Please write out the material that follows, exactly as it stands.

## Supplied records
▽

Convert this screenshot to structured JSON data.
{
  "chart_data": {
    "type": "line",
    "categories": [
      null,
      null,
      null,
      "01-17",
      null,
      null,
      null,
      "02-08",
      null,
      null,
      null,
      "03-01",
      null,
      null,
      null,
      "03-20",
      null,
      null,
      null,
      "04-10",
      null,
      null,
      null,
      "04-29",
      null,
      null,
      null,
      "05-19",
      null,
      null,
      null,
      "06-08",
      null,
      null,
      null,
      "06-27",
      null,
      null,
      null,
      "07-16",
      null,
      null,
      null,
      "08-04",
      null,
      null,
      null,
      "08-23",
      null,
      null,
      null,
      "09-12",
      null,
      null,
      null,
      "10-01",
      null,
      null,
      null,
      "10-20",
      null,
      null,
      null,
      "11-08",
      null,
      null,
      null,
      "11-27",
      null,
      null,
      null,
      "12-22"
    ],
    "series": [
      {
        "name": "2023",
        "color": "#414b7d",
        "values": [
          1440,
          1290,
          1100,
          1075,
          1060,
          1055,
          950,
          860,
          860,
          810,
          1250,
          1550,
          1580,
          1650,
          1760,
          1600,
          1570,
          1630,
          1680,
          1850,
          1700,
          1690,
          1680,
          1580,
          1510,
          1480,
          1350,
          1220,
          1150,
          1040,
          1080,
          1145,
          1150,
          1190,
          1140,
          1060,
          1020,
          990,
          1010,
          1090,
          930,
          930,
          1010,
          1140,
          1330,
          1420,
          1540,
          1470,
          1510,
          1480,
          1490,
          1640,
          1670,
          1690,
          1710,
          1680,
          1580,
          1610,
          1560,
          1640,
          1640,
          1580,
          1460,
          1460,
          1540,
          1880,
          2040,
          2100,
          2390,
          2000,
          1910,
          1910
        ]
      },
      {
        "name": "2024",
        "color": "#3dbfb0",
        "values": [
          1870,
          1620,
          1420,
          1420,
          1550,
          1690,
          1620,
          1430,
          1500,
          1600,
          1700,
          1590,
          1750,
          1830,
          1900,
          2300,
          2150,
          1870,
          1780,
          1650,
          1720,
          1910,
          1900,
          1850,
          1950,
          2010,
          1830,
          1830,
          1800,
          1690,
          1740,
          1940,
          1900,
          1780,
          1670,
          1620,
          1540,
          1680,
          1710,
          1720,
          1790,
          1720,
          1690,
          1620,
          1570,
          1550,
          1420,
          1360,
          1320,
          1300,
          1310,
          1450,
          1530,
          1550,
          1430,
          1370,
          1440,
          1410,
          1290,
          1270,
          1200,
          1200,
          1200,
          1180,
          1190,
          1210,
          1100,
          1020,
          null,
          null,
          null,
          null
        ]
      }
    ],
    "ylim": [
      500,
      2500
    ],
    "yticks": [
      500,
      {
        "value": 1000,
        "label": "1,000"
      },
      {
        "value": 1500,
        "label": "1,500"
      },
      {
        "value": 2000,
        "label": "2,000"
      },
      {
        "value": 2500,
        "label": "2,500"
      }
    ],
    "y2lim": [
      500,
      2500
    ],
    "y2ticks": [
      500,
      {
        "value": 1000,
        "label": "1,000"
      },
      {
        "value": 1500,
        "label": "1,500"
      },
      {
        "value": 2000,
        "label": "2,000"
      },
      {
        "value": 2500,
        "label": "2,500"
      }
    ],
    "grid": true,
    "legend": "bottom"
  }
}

△

## Exercise response
Convert this screenshot to structured JSON data.
{
  "chart_data": {
    "type": "line",
    "categories": [
      null,
      null,
      null,
      "01-17",
      null,
      null,
      null,
      "02-08",
      null,
      null,
      null,
      "03-01",
      null,
      null,
      null,
      "03-20",
      null,
      null,
      null,
      "04-10",
      null,
      null,
      null,
      "04-29",
      null,
      null,
      null,
      "05-19",
      null,
      null,
      null,
      "06-08",
      null,
      null,
      null,
      "06-27",
      null,
      null,
      null,
      "07-16",
      null,
      null,
      null,
      "08-04",
      null,
      null,
      null,
      "08-23",
      null,
      null,
      null,
      "09-12",
      null,
      null,
      null,
      "10-01",
      null,
      null,
      null,
      "10-20",
      null,
      null,
      null,
      "11-08",
      null,
      null,
      null,
      "11-27",
      null,
      null,
      null,
      "12-22"
    ],
    "series": [
      {
        "name": "2023",
        "color": "#414b7d",
        "values": [
          1440,
          1290,
          1100,
          1075,
          1060,
          1055,
          950,
          860,
          860,
          810,
          1250,
          1550,
          1580,
          1650,
          1760,
          1600,
          1570,
          1630,
          1680,
          1850,
          1700,
          1690,
          1680,
          1580,
          1510,
          1480,
          1350,
          1220,
          1150,
          1040,
          1080,
          1145,
          1150,
          1190,
          1140,
          1060,
          1020,
          990,
          1010,
          1090,
          930,
          930,
          1010,
          1140,
          1330,
          1420,
          1540,
          1470,
          1510,
          1480,
          1490,
          1640,
          1670,
          1690,
          1710,
          1680,
          1580,
          1610,
          1560,
          1640,
          1640,
          1580,
          1460,
          1460,
          1540,
          1880,
          2040,
          2100,
          2390,
          2000,
          1910,
          1910
        ]
      },
      {
        "name": "2024",
        "color": "#3dbfb0",
        "values": [
          1870,
          1620,
          1420,
          1420,
          1550,
          1690,
          1620,
          1430,
          1500,
          1600,
          1700,
          1590,
          1750,
          1830,
          1900,
          2300,
          2150,
          1870,
          1780,
          1650,
          1720,
          1910,
          1900,
          1850,
          1950,
          2010,
          1830,
          1830,
          1800,
          1690,
          1740,
          1940,
          1900,
          1780,
          1670,
          1620,
          1540,
          1680,
          1710,
          1720,
          1790,
          1720,
          1690,
          1620,
          1570,
          1550,
          1420,
          1360,
          1320,
          1300,
          1310,
          1450,
          1530,
          1550,
          1430,
          1370,
          1440,
          1410,
          1290,
          1270,
          1200,
          1200,
          1200,
          1180,
          1190,
          1210,
          1100,
          1020,
          null,
          null,
          null,
          null
        ]
      }
    ],
    "ylim": [
      500,
      2500
    ],
    "yticks": [
      500,
      {
        "value": 1000,
        "label": "1,000"
      },
      {
        "value": 1500,
        "label": "1,500"
      },
      {
        "value": 2000,
        "label": "2,000"
      },
      {
        "value": 2500,
        "label": "2,500"
      }
    ],
    "y2lim": [
      500,
      2500
    ],
    "y2ticks": [
      500,
      {
        "value": 1000,
        "label": "1,000"
      },
      {
        "value": 1500,
        "label": "1,500"
      },
      {
        "value": 2000,
        "label": "2,000"
      },
      {
        "value": 2500,
        "label": "2,500"
      }
    ],
    "grid": true,
    "legend": "bottom"
  }
}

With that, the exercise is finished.